**Material for this exercise:**
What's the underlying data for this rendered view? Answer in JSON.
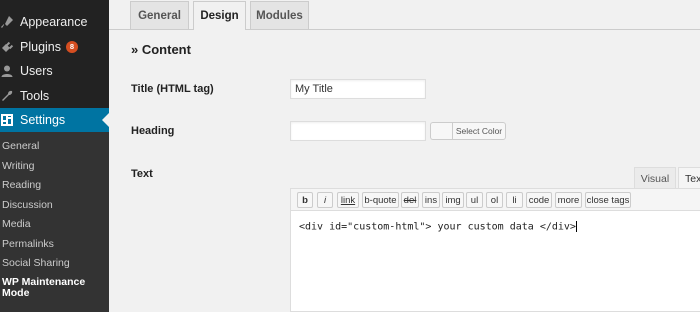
{
  "sidebar": {
    "menu": [
      {
        "label": "Appearance",
        "icon": "paintbrush-icon"
      },
      {
        "label": "Plugins",
        "icon": "plugin-icon",
        "badge": "8"
      },
      {
        "label": "Users",
        "icon": "user-icon"
      },
      {
        "label": "Tools",
        "icon": "wrench-icon"
      },
      {
        "label": "Settings",
        "icon": "settings-icon",
        "active": true
      }
    ],
    "submenu": [
      {
        "label": "General"
      },
      {
        "label": "Writing"
      },
      {
        "label": "Reading"
      },
      {
        "label": "Discussion"
      },
      {
        "label": "Media"
      },
      {
        "label": "Permalinks"
      },
      {
        "label": "Social Sharing"
      },
      {
        "label": "WP Maintenance Mode",
        "current": true
      }
    ]
  },
  "tabs": [
    {
      "label": "General"
    },
    {
      "label": "Design",
      "active": true
    },
    {
      "label": "Modules"
    }
  ],
  "section": {
    "title": "» Content"
  },
  "fields": {
    "title": {
      "label": "Title (HTML tag)",
      "value": "My Title"
    },
    "heading": {
      "label": "Heading",
      "value": "",
      "color_button": "Select Color"
    },
    "text": {
      "label": "Text",
      "tab_visual": "Visual",
      "tab_text": "Text",
      "toolbar": [
        "b",
        "i",
        "link",
        "b-quote",
        "del",
        "ins",
        "img",
        "ul",
        "ol",
        "li",
        "code",
        "more",
        "close tags"
      ],
      "content": "<div id=\"custom-html\"> your custom data </div>"
    }
  },
  "colors": {
    "sidebar_bg": "#222222",
    "submenu_bg": "#333333",
    "active_menu": "#0074a2",
    "badge": "#d54e21",
    "page_bg": "#f1f1f1"
  }
}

**Aim of the exercise:** Exclude the pictures and transcribe all of the entries exactly.

**Completed exercise:**
What's the underlying data for this rendered view? Answer in JSON.
{
  "sidebar": {
    "menu": [
      {
        "label": "Appearance",
        "icon": "paintbrush-icon"
      },
      {
        "label": "Plugins",
        "icon": "plugin-icon",
        "badge": "8"
      },
      {
        "label": "Users",
        "icon": "user-icon"
      },
      {
        "label": "Tools",
        "icon": "wrench-icon"
      },
      {
        "label": "Settings",
        "icon": "settings-icon",
        "active": true
      }
    ],
    "submenu": [
      {
        "label": "General"
      },
      {
        "label": "Writing"
      },
      {
        "label": "Reading"
      },
      {
        "label": "Discussion"
      },
      {
        "label": "Media"
      },
      {
        "label": "Permalinks"
      },
      {
        "label": "Social Sharing"
      },
      {
        "label": "WP Maintenance Mode",
        "current": true
      }
    ]
  },
  "tabs": [
    {
      "label": "General"
    },
    {
      "label": "Design",
      "active": true
    },
    {
      "label": "Modules"
    }
  ],
  "section": {
    "title": "» Content"
  },
  "fields": {
    "title": {
      "label": "Title (HTML tag)",
      "value": "My Title"
    },
    "heading": {
      "label": "Heading",
      "value": "",
      "color_button": "Select Color"
    },
    "text": {
      "label": "Text",
      "tab_visual": "Visual",
      "tab_text": "Text",
      "toolbar": [
        "b",
        "i",
        "link",
        "b-quote",
        "del",
        "ins",
        "img",
        "ul",
        "ol",
        "li",
        "code",
        "more",
        "close tags"
      ],
      "content": "<div id=\"custom-html\"> your custom data </div>"
    }
  },
  "colors": {
    "sidebar_bg": "#222222",
    "submenu_bg": "#333333",
    "active_menu": "#0074a2",
    "badge": "#d54e21",
    "page_bg": "#f1f1f1"
  }
}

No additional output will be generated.